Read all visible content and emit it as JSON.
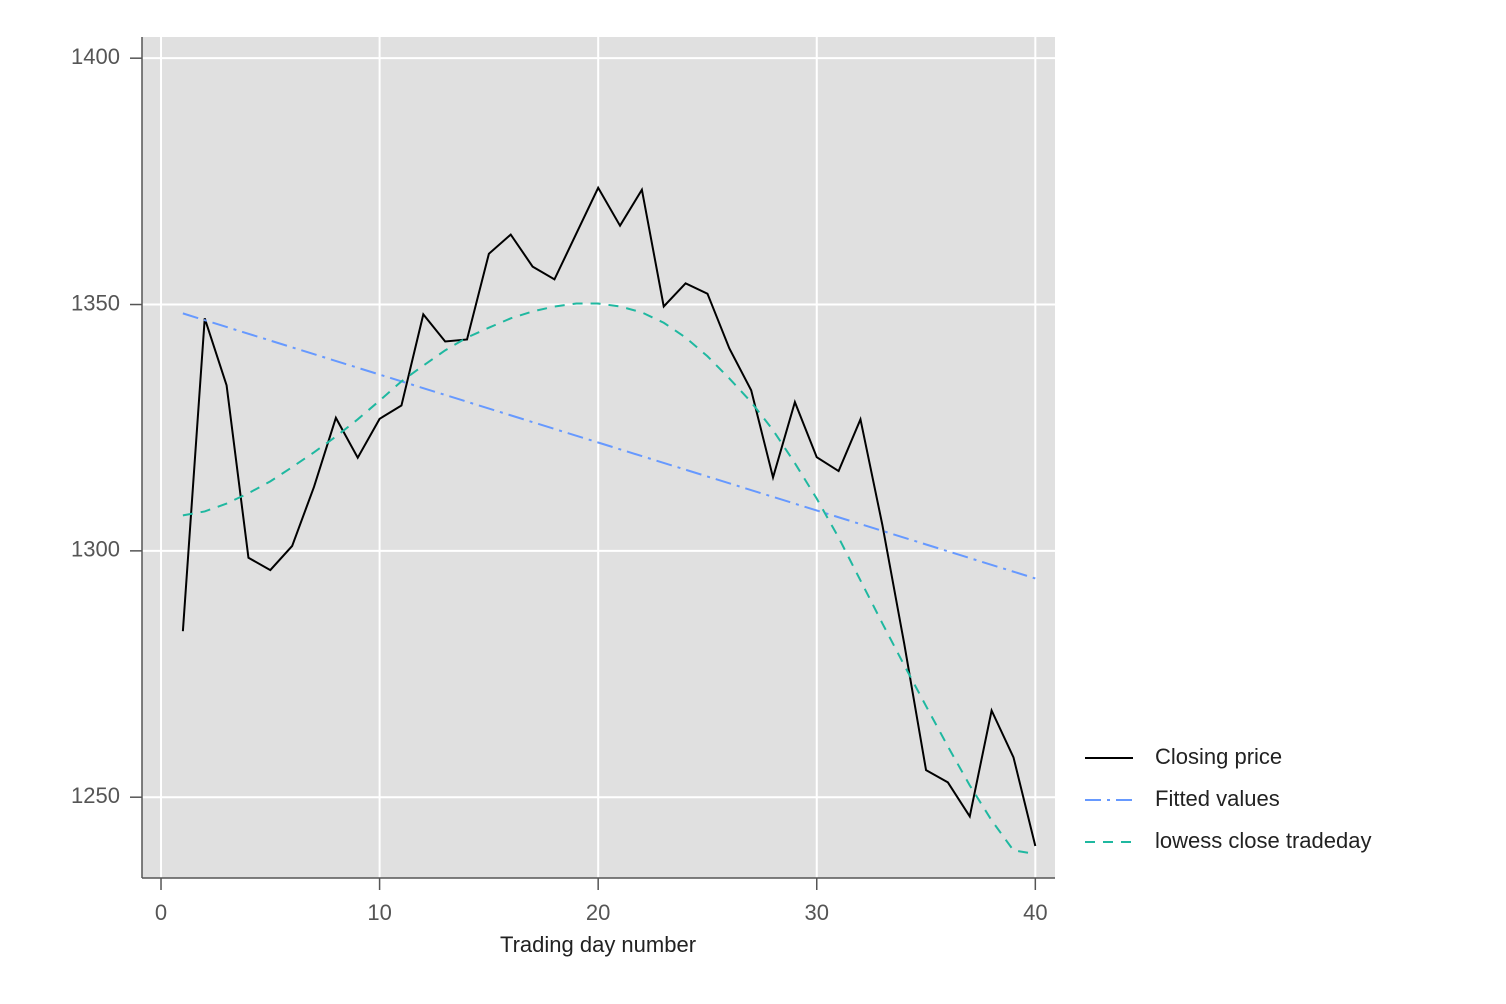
{
  "chart_data": {
    "type": "line",
    "x_label": "Trading day number",
    "xlim": [
      -0.87,
      40.9
    ],
    "xticks": [
      0,
      10,
      20,
      30,
      40
    ],
    "ylim": [
      1233.6,
      1404.3
    ],
    "yticks": [
      1250,
      1300,
      1350,
      1400
    ],
    "grid": true,
    "legend": "right",
    "series": [
      {
        "name": "Closing price",
        "color": "#000000",
        "dash": "solid",
        "x": [
          1,
          2,
          3,
          4,
          5,
          6,
          7,
          8,
          9,
          10,
          11,
          12,
          13,
          14,
          15,
          16,
          17,
          18,
          19,
          20,
          21,
          22,
          23,
          24,
          25,
          26,
          27,
          28,
          29,
          30,
          31,
          32,
          33,
          34,
          35,
          36,
          37,
          38,
          39,
          40
        ],
        "values": [
          1283.7,
          1347.2,
          1333.6,
          1298.6,
          1296.1,
          1301.0,
          1313.0,
          1327.0,
          1318.9,
          1326.8,
          1329.5,
          1348.0,
          1342.5,
          1342.9,
          1360.3,
          1364.2,
          1357.7,
          1355.1,
          1364.4,
          1373.7,
          1366.0,
          1373.3,
          1349.6,
          1354.3,
          1352.2,
          1341.1,
          1332.6,
          1314.9,
          1330.2,
          1319.0,
          1316.2,
          1326.7,
          1305.3,
          1281.2,
          1255.5,
          1253.0,
          1246.1,
          1267.6,
          1258.1,
          1240.1
        ]
      },
      {
        "name": "Fitted values",
        "color": "#6699ff",
        "dash": "dashdot",
        "x": [
          1,
          40
        ],
        "values": [
          1348.2,
          1294.4
        ]
      },
      {
        "name": "lowess close tradeday",
        "color": "#1fb8a0",
        "dash": "dashed",
        "x": [
          1,
          2,
          3,
          4,
          5,
          6,
          7,
          8,
          9,
          10,
          11,
          12,
          13,
          14,
          15,
          16,
          17,
          18,
          19,
          20,
          21,
          22,
          23,
          24,
          25,
          26,
          27,
          28,
          29,
          30,
          31,
          32,
          33,
          34,
          35,
          36,
          37,
          38,
          39,
          40
        ],
        "values": [
          1307.2,
          1308.0,
          1309.6,
          1311.7,
          1314.1,
          1317.0,
          1320.0,
          1323.2,
          1326.7,
          1330.5,
          1334.4,
          1337.6,
          1340.7,
          1343.3,
          1345.3,
          1347.2,
          1348.6,
          1349.6,
          1350.2,
          1350.2,
          1349.6,
          1348.4,
          1346.3,
          1343.3,
          1339.5,
          1335.0,
          1330.2,
          1324.5,
          1317.8,
          1310.6,
          1302.7,
          1294.0,
          1285.3,
          1276.8,
          1268.5,
          1260.3,
          1252.4,
          1245.3,
          1239.2,
          1238.5
        ]
      }
    ]
  }
}
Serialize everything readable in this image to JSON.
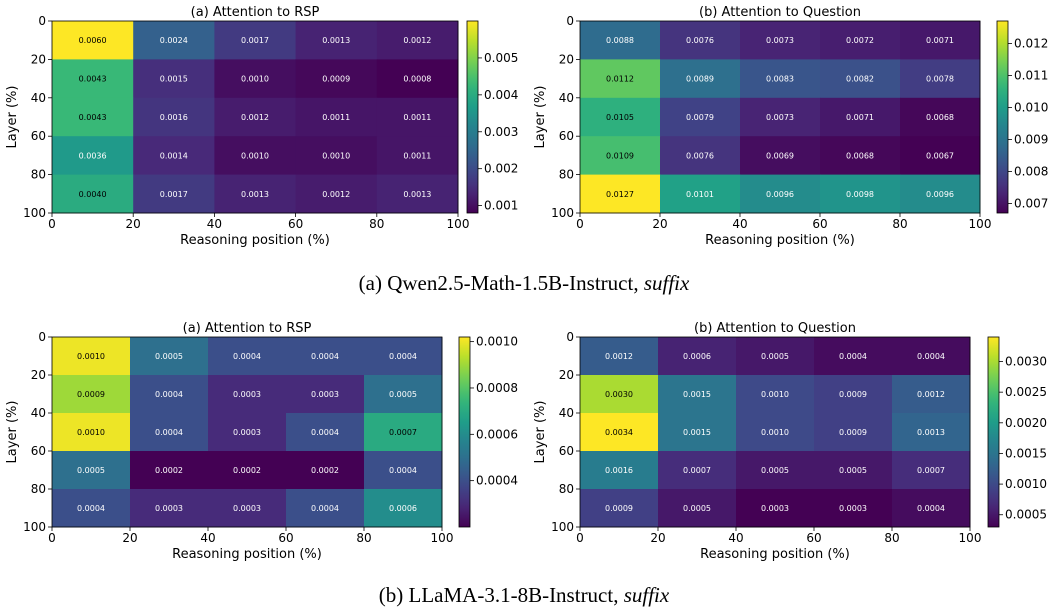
{
  "figure": {
    "captions": [
      {
        "main": "(a) Qwen2.5-Math-1.5B-Instruct, ",
        "emph": "suffix"
      },
      {
        "main": "(b) LLaMA-3.1-8B-Instruct, ",
        "emph": "suffix"
      }
    ]
  },
  "chart_data": [
    {
      "type": "heatmap",
      "title": "(a) Attention to RSP",
      "xlabel": "Reasoning position (%)",
      "ylabel": "Layer (%)",
      "x_ticks": [
        "0",
        "20",
        "40",
        "60",
        "80",
        "100"
      ],
      "y_ticks": [
        "0",
        "20",
        "40",
        "60",
        "80",
        "100"
      ],
      "x_bins": [
        "0-20",
        "20-40",
        "40-60",
        "60-80",
        "80-100"
      ],
      "y_bins": [
        "0-20",
        "20-40",
        "40-60",
        "60-80",
        "80-100"
      ],
      "values": [
        [
          0.006,
          0.0024,
          0.0017,
          0.0013,
          0.0012
        ],
        [
          0.0043,
          0.0015,
          0.001,
          0.0009,
          0.0008
        ],
        [
          0.0043,
          0.0016,
          0.0012,
          0.0011,
          0.0011
        ],
        [
          0.0036,
          0.0014,
          0.001,
          0.001,
          0.0011
        ],
        [
          0.004,
          0.0017,
          0.0013,
          0.0012,
          0.0013
        ]
      ],
      "cell_labels": [
        [
          "0.0060",
          "0.0024",
          "0.0017",
          "0.0013",
          "0.0012"
        ],
        [
          "0.0043",
          "0.0015",
          "0.0010",
          "0.0009",
          "0.0008"
        ],
        [
          "0.0043",
          "0.0016",
          "0.0012",
          "0.0011",
          "0.0011"
        ],
        [
          "0.0036",
          "0.0014",
          "0.0010",
          "0.0010",
          "0.0011"
        ],
        [
          "0.0040",
          "0.0017",
          "0.0013",
          "0.0012",
          "0.0013"
        ]
      ],
      "vmin": 0.0008,
      "vmax": 0.006,
      "colorbar_ticks": [
        0.001,
        0.002,
        0.003,
        0.004,
        0.005
      ],
      "colorbar_tick_labels": [
        "0.001",
        "0.002",
        "0.003",
        "0.004",
        "0.005"
      ],
      "colormap": "viridis",
      "grid": false
    },
    {
      "type": "heatmap",
      "title": "(b) Attention to Question",
      "xlabel": "Reasoning position (%)",
      "ylabel": "Layer (%)",
      "x_ticks": [
        "0",
        "20",
        "40",
        "60",
        "80",
        "100"
      ],
      "y_ticks": [
        "0",
        "20",
        "40",
        "60",
        "80",
        "100"
      ],
      "x_bins": [
        "0-20",
        "20-40",
        "40-60",
        "60-80",
        "80-100"
      ],
      "y_bins": [
        "0-20",
        "20-40",
        "40-60",
        "60-80",
        "80-100"
      ],
      "values": [
        [
          0.0088,
          0.0076,
          0.0073,
          0.0072,
          0.0071
        ],
        [
          0.0112,
          0.0089,
          0.0083,
          0.0082,
          0.0078
        ],
        [
          0.0105,
          0.0079,
          0.0073,
          0.0071,
          0.0068
        ],
        [
          0.0109,
          0.0076,
          0.0069,
          0.0068,
          0.0067
        ],
        [
          0.0127,
          0.0101,
          0.0096,
          0.0098,
          0.0096
        ]
      ],
      "cell_labels": [
        [
          "0.0088",
          "0.0076",
          "0.0073",
          "0.0072",
          "0.0071"
        ],
        [
          "0.0112",
          "0.0089",
          "0.0083",
          "0.0082",
          "0.0078"
        ],
        [
          "0.0105",
          "0.0079",
          "0.0073",
          "0.0071",
          "0.0068"
        ],
        [
          "0.0109",
          "0.0076",
          "0.0069",
          "0.0068",
          "0.0067"
        ],
        [
          "0.0127",
          "0.0101",
          "0.0096",
          "0.0098",
          "0.0096"
        ]
      ],
      "vmin": 0.0067,
      "vmax": 0.0127,
      "colorbar_ticks": [
        0.007,
        0.008,
        0.009,
        0.01,
        0.011,
        0.012
      ],
      "colorbar_tick_labels": [
        "0.007",
        "0.008",
        "0.009",
        "0.010",
        "0.011",
        "0.012"
      ],
      "colormap": "viridis",
      "grid": false
    },
    {
      "type": "heatmap",
      "title": "(a) Attention to RSP",
      "xlabel": "Reasoning position (%)",
      "ylabel": "Layer (%)",
      "x_ticks": [
        "0",
        "20",
        "40",
        "60",
        "80",
        "100"
      ],
      "y_ticks": [
        "0",
        "20",
        "40",
        "60",
        "80",
        "100"
      ],
      "x_bins": [
        "0-20",
        "20-40",
        "40-60",
        "60-80",
        "80-100"
      ],
      "y_bins": [
        "0-20",
        "20-40",
        "40-60",
        "60-80",
        "80-100"
      ],
      "values": [
        [
          0.001,
          0.0005,
          0.0004,
          0.0004,
          0.0004
        ],
        [
          0.0009,
          0.0004,
          0.0003,
          0.0003,
          0.0005
        ],
        [
          0.001,
          0.0004,
          0.0003,
          0.0004,
          0.0007
        ],
        [
          0.0005,
          0.0002,
          0.0002,
          0.0002,
          0.0004
        ],
        [
          0.0004,
          0.0003,
          0.0003,
          0.0004,
          0.0006
        ]
      ],
      "cell_labels": [
        [
          "0.0010",
          "0.0005",
          "0.0004",
          "0.0004",
          "0.0004"
        ],
        [
          "0.0009",
          "0.0004",
          "0.0003",
          "0.0003",
          "0.0005"
        ],
        [
          "0.0010",
          "0.0004",
          "0.0003",
          "0.0004",
          "0.0007"
        ],
        [
          "0.0005",
          "0.0002",
          "0.0002",
          "0.0002",
          "0.0004"
        ],
        [
          "0.0004",
          "0.0003",
          "0.0003",
          "0.0004",
          "0.0006"
        ]
      ],
      "vmin": 0.0002,
      "vmax": 0.00102,
      "colorbar_ticks": [
        0.0004,
        0.0006,
        0.0008,
        0.001
      ],
      "colorbar_tick_labels": [
        "0.0004",
        "0.0006",
        "0.0008",
        "0.0010"
      ],
      "colormap": "viridis",
      "grid": false
    },
    {
      "type": "heatmap",
      "title": "(b) Attention to Question",
      "xlabel": "Reasoning position (%)",
      "ylabel": "Layer (%)",
      "x_ticks": [
        "0",
        "20",
        "40",
        "60",
        "80",
        "100"
      ],
      "y_ticks": [
        "0",
        "20",
        "40",
        "60",
        "80",
        "100"
      ],
      "x_bins": [
        "0-20",
        "20-40",
        "40-60",
        "60-80",
        "80-100"
      ],
      "y_bins": [
        "0-20",
        "20-40",
        "40-60",
        "60-80",
        "80-100"
      ],
      "values": [
        [
          0.0012,
          0.0006,
          0.0005,
          0.0004,
          0.0004
        ],
        [
          0.003,
          0.0015,
          0.001,
          0.0009,
          0.0012
        ],
        [
          0.0034,
          0.0015,
          0.001,
          0.0009,
          0.0013
        ],
        [
          0.0016,
          0.0007,
          0.0005,
          0.0005,
          0.0007
        ],
        [
          0.0009,
          0.0005,
          0.0003,
          0.0003,
          0.0004
        ]
      ],
      "cell_labels": [
        [
          "0.0012",
          "0.0006",
          "0.0005",
          "0.0004",
          "0.0004"
        ],
        [
          "0.0030",
          "0.0015",
          "0.0010",
          "0.0009",
          "0.0012"
        ],
        [
          "0.0034",
          "0.0015",
          "0.0010",
          "0.0009",
          "0.0013"
        ],
        [
          "0.0016",
          "0.0007",
          "0.0005",
          "0.0005",
          "0.0007"
        ],
        [
          "0.0009",
          "0.0005",
          "0.0003",
          "0.0003",
          "0.0004"
        ]
      ],
      "vmin": 0.0003,
      "vmax": 0.0034,
      "colorbar_ticks": [
        0.0005,
        0.001,
        0.0015,
        0.002,
        0.0025,
        0.003
      ],
      "colorbar_tick_labels": [
        "0.0005",
        "0.0010",
        "0.0015",
        "0.0020",
        "0.0025",
        "0.0030"
      ],
      "colormap": "viridis",
      "grid": false
    }
  ]
}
|---|
**Stated exercise**
From the entries above, select each line containing the string "name".

**Response to the exercise**
        "name": "Closing price",
        "name": "Fitted values",
        "name": "lowess close tradeday",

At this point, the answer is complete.